* Begin Supplied entries *
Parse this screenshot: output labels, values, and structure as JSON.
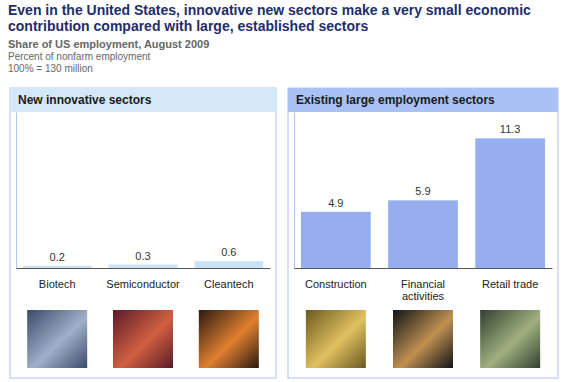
{
  "title": "Even in the United States, innovative new sectors make a very small economic contribution compared with large, established sectors",
  "subtitle": [
    "Share of US employment, August 2009",
    "Percent of nonfarm employment",
    "100% = 130 million"
  ],
  "chart_data": [
    {
      "type": "bar",
      "title": "New innovative sectors",
      "categories": [
        "Biotech",
        "Semiconductor",
        "Cleantech"
      ],
      "values": [
        0.2,
        0.3,
        0.6
      ],
      "color": "#c9e2f6",
      "ylim": [
        0,
        13.6
      ],
      "data_labels": true,
      "tick_labels": "x"
    },
    {
      "type": "bar",
      "title": "Existing large employment sectors",
      "categories": [
        "Construction",
        "Financial activities",
        "Retail trade"
      ],
      "values": [
        4.9,
        5.9,
        11.3
      ],
      "color": "#94aef0",
      "ylim": [
        0,
        13.6
      ],
      "data_labels": true,
      "tick_labels": "x"
    }
  ]
}
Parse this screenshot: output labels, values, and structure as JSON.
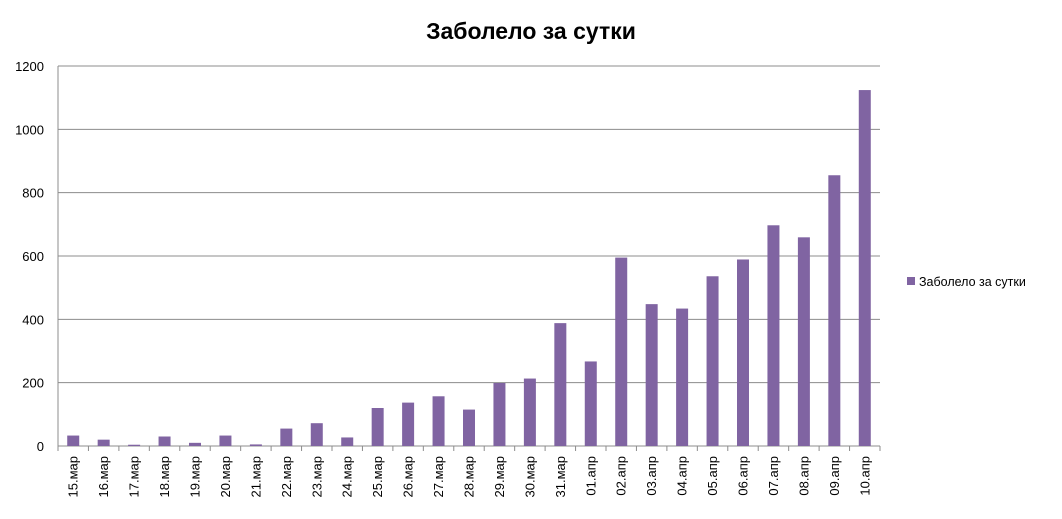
{
  "chart_data": {
    "type": "bar",
    "title": "Заболело за сутки",
    "xlabel": "",
    "ylabel": "",
    "ylim": [
      0,
      1200
    ],
    "yticks": [
      0,
      200,
      400,
      600,
      800,
      1000,
      1200
    ],
    "grid": true,
    "legend_position": "right",
    "categories": [
      "15.мар",
      "16.мар",
      "17.мар",
      "18.мар",
      "19.мар",
      "20.мар",
      "21.мар",
      "22.мар",
      "23.мар",
      "24.мар",
      "25.мар",
      "26.мар",
      "27.мар",
      "28.мар",
      "29.мар",
      "30.мар",
      "31.мар",
      "01.апр",
      "02.апр",
      "03.апр",
      "04.апр",
      "05.апр",
      "06.апр",
      "07.апр",
      "08.апр",
      "09.апр",
      "10.апр"
    ],
    "series": [
      {
        "name": "Заболело за сутки",
        "color": "#8064a2",
        "values": [
          33,
          20,
          4,
          30,
          10,
          33,
          5,
          55,
          72,
          27,
          120,
          137,
          157,
          115,
          199,
          213,
          388,
          267,
          595,
          448,
          434,
          536,
          589,
          697,
          659,
          855,
          1124
        ]
      }
    ]
  }
}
* End Supplied entries *
Work to do – List each line of the records that holds the string "сутки".

Worked answer –
    "title": "Заболело за сутки",
        "name": "Заболело за сутки",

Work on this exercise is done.